Problem statement: From the material below, list every line containing "Male".

----------

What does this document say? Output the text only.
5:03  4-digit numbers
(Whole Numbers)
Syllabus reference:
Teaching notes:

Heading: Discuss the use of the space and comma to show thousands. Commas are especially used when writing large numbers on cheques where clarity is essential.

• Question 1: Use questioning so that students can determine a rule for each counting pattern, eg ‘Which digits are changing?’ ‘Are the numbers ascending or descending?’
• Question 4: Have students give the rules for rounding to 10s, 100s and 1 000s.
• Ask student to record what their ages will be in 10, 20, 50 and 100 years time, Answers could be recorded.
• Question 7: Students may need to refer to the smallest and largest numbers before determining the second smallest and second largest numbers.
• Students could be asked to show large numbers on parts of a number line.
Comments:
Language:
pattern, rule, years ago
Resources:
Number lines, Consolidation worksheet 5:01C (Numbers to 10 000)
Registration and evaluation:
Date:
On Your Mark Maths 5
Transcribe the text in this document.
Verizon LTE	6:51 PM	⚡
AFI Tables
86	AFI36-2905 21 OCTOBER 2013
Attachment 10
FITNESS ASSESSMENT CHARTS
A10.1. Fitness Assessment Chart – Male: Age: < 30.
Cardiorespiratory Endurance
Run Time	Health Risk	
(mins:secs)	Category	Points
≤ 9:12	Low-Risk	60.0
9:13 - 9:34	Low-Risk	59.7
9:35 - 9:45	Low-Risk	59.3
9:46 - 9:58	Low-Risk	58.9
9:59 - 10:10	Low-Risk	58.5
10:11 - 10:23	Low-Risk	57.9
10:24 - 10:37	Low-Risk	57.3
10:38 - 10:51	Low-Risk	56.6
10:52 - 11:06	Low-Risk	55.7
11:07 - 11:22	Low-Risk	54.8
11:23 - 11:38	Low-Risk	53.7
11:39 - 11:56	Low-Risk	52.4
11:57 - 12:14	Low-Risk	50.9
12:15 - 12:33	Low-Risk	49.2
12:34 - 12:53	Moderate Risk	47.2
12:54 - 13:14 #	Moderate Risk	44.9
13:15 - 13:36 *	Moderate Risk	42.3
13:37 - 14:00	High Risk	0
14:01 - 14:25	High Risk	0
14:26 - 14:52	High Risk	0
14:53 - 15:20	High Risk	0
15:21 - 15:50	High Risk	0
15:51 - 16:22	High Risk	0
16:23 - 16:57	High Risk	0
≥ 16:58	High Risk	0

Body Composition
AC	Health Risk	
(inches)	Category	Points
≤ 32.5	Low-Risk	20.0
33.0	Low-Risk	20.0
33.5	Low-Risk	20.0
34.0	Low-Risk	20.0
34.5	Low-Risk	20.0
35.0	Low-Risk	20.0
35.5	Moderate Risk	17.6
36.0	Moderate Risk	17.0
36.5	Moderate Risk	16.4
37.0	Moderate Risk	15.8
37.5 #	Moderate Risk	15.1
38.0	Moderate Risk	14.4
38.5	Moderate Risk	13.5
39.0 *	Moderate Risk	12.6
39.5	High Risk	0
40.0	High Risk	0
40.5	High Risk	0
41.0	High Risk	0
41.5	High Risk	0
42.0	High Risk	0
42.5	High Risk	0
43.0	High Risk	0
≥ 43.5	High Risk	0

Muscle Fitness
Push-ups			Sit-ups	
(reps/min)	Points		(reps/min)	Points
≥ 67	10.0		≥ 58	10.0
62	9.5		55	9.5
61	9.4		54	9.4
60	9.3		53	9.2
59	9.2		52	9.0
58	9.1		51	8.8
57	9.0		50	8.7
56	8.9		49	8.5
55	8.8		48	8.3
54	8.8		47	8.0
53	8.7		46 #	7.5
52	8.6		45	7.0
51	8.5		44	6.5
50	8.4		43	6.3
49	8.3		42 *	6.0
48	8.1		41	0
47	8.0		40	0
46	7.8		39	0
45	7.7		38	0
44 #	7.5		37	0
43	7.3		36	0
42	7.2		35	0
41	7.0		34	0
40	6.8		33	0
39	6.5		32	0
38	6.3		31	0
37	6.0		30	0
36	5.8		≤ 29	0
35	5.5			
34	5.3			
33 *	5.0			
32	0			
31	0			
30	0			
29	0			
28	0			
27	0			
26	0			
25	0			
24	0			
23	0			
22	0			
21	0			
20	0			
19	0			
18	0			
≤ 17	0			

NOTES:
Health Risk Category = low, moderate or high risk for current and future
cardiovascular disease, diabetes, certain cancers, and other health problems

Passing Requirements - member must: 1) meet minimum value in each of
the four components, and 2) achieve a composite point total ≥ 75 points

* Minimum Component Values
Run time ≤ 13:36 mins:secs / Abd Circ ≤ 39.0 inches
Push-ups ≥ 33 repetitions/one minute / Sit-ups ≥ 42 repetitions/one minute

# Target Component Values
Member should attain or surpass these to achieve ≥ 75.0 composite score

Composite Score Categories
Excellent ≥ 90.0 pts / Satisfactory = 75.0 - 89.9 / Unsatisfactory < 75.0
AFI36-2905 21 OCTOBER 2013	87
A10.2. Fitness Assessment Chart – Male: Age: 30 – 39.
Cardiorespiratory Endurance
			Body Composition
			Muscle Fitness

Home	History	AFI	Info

----------

Solution:
A10.1. Fitness Assessment Chart – Male: Age: < 30.
A10.2. Fitness Assessment Chart – Male: Age: 30 – 39.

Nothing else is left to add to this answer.